▶ _Polecenie_: Proszę zwrócić bez żadnych zmian wiersze listingu od wiersza z „List each element” aż do wiersza z „sidebar-item-label: Récupération xyxy=(78,542,197,565)” włącznie. Obrazy pomiń w odpowiedzi.

▶ _Listing_:
──────

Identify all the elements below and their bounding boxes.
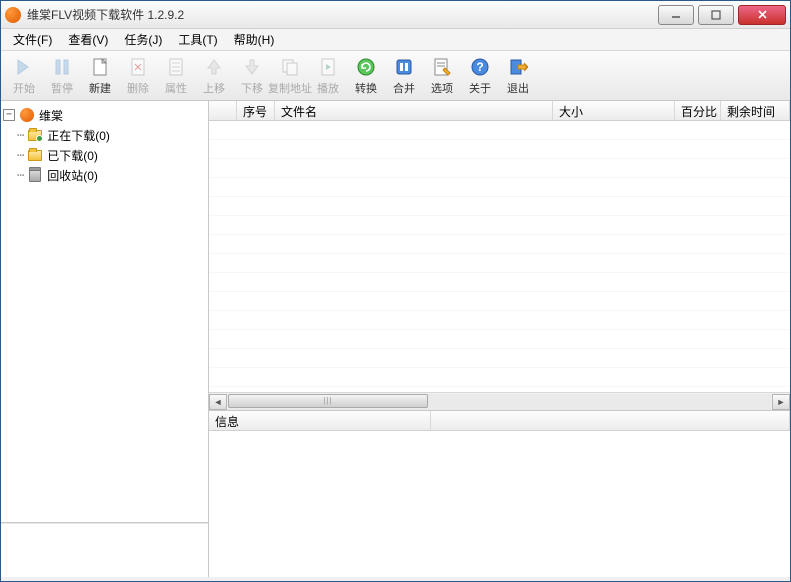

──────

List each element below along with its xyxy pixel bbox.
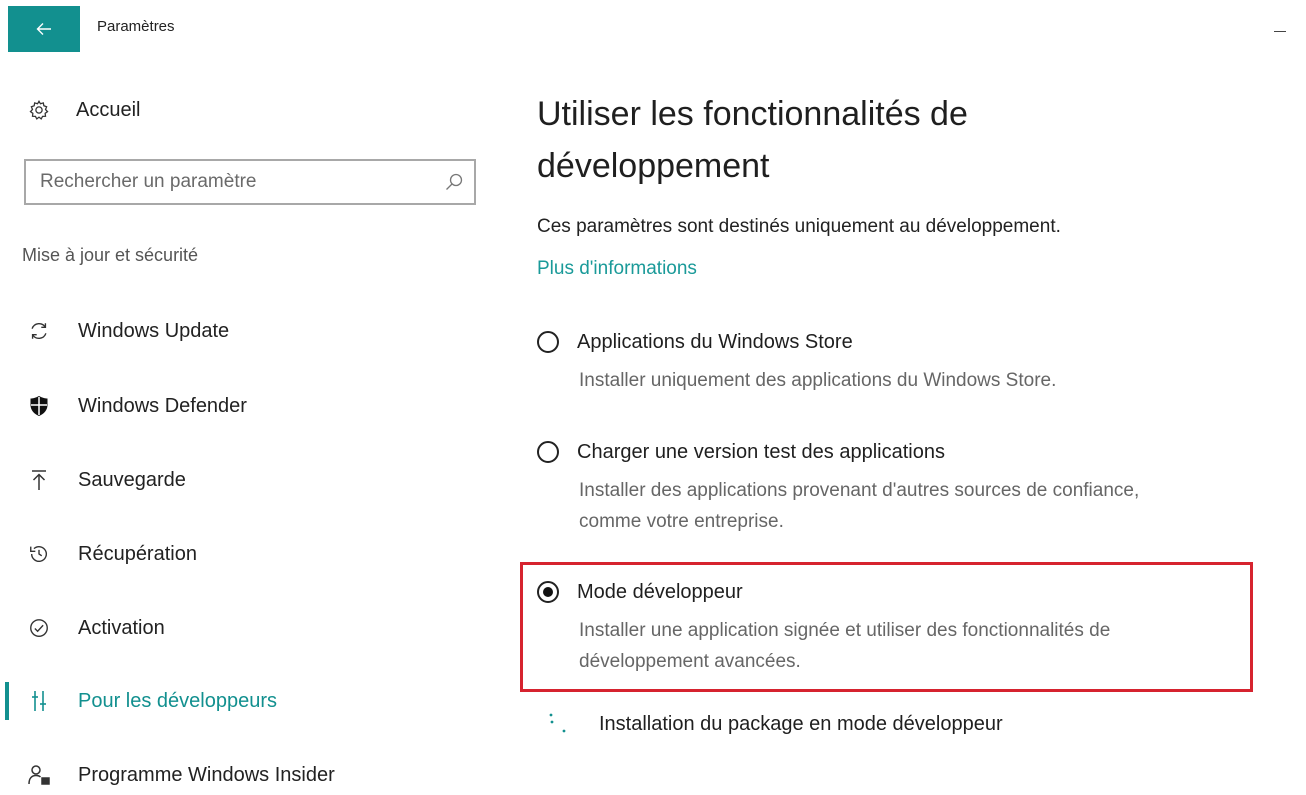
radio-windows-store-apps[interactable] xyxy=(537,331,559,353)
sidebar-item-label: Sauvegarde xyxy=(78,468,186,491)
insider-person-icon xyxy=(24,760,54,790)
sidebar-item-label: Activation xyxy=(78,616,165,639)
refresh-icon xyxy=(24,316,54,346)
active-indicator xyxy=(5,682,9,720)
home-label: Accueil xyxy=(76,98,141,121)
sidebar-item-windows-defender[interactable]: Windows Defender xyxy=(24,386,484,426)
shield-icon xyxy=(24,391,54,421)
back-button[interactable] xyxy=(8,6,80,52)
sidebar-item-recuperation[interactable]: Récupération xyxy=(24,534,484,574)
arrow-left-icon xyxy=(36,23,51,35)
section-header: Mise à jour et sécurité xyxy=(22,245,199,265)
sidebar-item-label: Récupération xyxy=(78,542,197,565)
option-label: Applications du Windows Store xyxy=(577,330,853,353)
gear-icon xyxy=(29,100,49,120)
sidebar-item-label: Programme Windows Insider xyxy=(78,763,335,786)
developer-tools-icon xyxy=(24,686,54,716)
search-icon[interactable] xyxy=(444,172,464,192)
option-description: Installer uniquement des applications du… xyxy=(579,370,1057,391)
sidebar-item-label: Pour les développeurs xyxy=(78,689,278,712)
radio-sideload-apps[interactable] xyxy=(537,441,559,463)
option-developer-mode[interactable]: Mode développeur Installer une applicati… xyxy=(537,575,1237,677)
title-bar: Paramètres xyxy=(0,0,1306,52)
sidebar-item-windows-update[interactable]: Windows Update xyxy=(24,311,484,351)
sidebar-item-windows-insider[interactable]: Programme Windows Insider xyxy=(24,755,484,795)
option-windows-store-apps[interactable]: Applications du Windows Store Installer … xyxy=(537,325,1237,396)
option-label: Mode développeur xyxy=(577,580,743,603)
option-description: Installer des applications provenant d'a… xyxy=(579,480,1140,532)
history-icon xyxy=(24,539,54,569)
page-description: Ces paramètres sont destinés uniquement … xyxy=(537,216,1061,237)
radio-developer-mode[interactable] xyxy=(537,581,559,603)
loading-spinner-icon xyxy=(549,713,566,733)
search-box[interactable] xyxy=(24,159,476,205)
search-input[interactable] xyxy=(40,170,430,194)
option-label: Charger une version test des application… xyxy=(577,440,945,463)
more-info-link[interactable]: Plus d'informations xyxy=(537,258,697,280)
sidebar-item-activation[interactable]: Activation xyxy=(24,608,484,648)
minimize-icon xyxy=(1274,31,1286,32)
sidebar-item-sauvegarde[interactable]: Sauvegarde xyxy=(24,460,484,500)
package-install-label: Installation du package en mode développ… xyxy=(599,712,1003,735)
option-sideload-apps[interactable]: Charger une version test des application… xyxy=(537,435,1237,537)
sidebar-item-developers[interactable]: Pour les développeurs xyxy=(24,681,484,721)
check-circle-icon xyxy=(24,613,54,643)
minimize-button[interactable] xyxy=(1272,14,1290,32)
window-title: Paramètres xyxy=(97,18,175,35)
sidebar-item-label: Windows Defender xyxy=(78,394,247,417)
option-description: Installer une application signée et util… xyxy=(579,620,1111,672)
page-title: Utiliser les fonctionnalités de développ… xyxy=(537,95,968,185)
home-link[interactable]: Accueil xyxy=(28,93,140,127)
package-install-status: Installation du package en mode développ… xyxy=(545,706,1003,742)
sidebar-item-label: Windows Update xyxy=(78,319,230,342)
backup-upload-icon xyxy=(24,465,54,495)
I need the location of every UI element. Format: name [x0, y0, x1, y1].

──────

▶ _Rozwiązanie zadania_:
List each element below along with its xyxy pixel bbox.
radio-windows-store-apps[interactable] xyxy=(537,331,559,353)
sidebar-item-label: Sauvegarde xyxy=(78,468,186,491)
insider-person-icon xyxy=(24,760,54,790)
sidebar-item-label: Activation xyxy=(78,616,165,639)
refresh-icon xyxy=(24,316,54,346)
active-indicator xyxy=(5,682,9,720)
home-label: Accueil xyxy=(76,98,141,121)
sidebar-item-windows-defender[interactable]: Windows Defender xyxy=(24,386,484,426)
shield-icon xyxy=(24,391,54,421)
back-button[interactable] xyxy=(8,6,80,52)
sidebar-item-recuperation[interactable]: Récupération xyxy=(24,534,484,574)
arrow-left-icon xyxy=(36,23,51,35)
section-header: Mise à jour et sécurité xyxy=(22,245,199,265)
sidebar-item-label: Récupération xyxy=(78,542,197,565)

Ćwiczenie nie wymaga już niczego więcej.